Exercise objective: Repeat every record exactly, but keep images out of the copy.

* BEGIN Material to process *

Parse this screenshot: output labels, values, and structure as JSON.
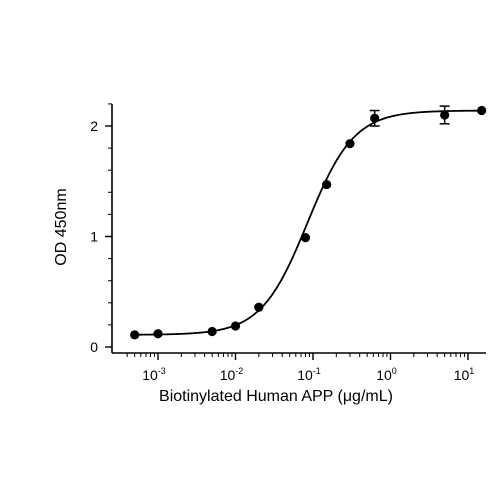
{
  "chart_data": {
    "type": "scatter",
    "xlabel": "Biotinylated Human APP (μg/mL)",
    "ylabel": "OD 450nm",
    "x_scale": "log",
    "xlim": [
      0.0004,
      15
    ],
    "ylim": [
      0,
      2.2
    ],
    "grid": false,
    "x_ticks": [
      {
        "value": 0.001,
        "base": "10",
        "exp": "-3"
      },
      {
        "value": 0.01,
        "base": "10",
        "exp": "-2"
      },
      {
        "value": 0.1,
        "base": "10",
        "exp": "-1"
      },
      {
        "value": 1,
        "base": "10",
        "exp": "0"
      },
      {
        "value": 10,
        "base": "10",
        "exp": "1"
      }
    ],
    "y_ticks": [
      {
        "value": 0,
        "label": "0"
      },
      {
        "value": 1,
        "label": "1"
      },
      {
        "value": 2,
        "label": "2"
      }
    ],
    "series": [
      {
        "points": [
          {
            "x": 0.0005,
            "y": 0.11
          },
          {
            "x": 0.001,
            "y": 0.12
          },
          {
            "x": 0.005,
            "y": 0.14
          },
          {
            "x": 0.01,
            "y": 0.19
          },
          {
            "x": 0.02,
            "y": 0.36
          },
          {
            "x": 0.08,
            "y": 0.99
          },
          {
            "x": 0.15,
            "y": 1.47
          },
          {
            "x": 0.3,
            "y": 1.84
          },
          {
            "x": 0.625,
            "y": 2.07,
            "err": 0.07
          },
          {
            "x": 5,
            "y": 2.1,
            "err": 0.08
          },
          {
            "x": 15,
            "y": 2.14
          }
        ],
        "fit": {
          "model": "4PL",
          "bottom": 0.11,
          "top": 2.14,
          "ec50": 0.085,
          "hill": 1.45
        }
      }
    ]
  }
}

* END Material to process *

Task output:
Parse this screenshot: output labels, values, and structure as JSON.
{
  "chart_data": {
    "type": "scatter",
    "xlabel": "Biotinylated Human APP (μg/mL)",
    "ylabel": "OD 450nm",
    "x_scale": "log",
    "xlim": [
      0.0004,
      15
    ],
    "ylim": [
      0,
      2.2
    ],
    "grid": false,
    "x_ticks": [
      {
        "value": 0.001,
        "base": "10",
        "exp": "-3"
      },
      {
        "value": 0.01,
        "base": "10",
        "exp": "-2"
      },
      {
        "value": 0.1,
        "base": "10",
        "exp": "-1"
      },
      {
        "value": 1,
        "base": "10",
        "exp": "0"
      },
      {
        "value": 10,
        "base": "10",
        "exp": "1"
      }
    ],
    "y_ticks": [
      {
        "value": 0,
        "label": "0"
      },
      {
        "value": 1,
        "label": "1"
      },
      {
        "value": 2,
        "label": "2"
      }
    ],
    "series": [
      {
        "points": [
          {
            "x": 0.0005,
            "y": 0.11
          },
          {
            "x": 0.001,
            "y": 0.12
          },
          {
            "x": 0.005,
            "y": 0.14
          },
          {
            "x": 0.01,
            "y": 0.19
          },
          {
            "x": 0.02,
            "y": 0.36
          },
          {
            "x": 0.08,
            "y": 0.99
          },
          {
            "x": 0.15,
            "y": 1.47
          },
          {
            "x": 0.3,
            "y": 1.84
          },
          {
            "x": 0.625,
            "y": 2.07,
            "err": 0.07
          },
          {
            "x": 5,
            "y": 2.1,
            "err": 0.08
          },
          {
            "x": 15,
            "y": 2.14
          }
        ],
        "fit": {
          "model": "4PL",
          "bottom": 0.11,
          "top": 2.14,
          "ec50": 0.085,
          "hill": 1.45
        }
      }
    ]
  }
}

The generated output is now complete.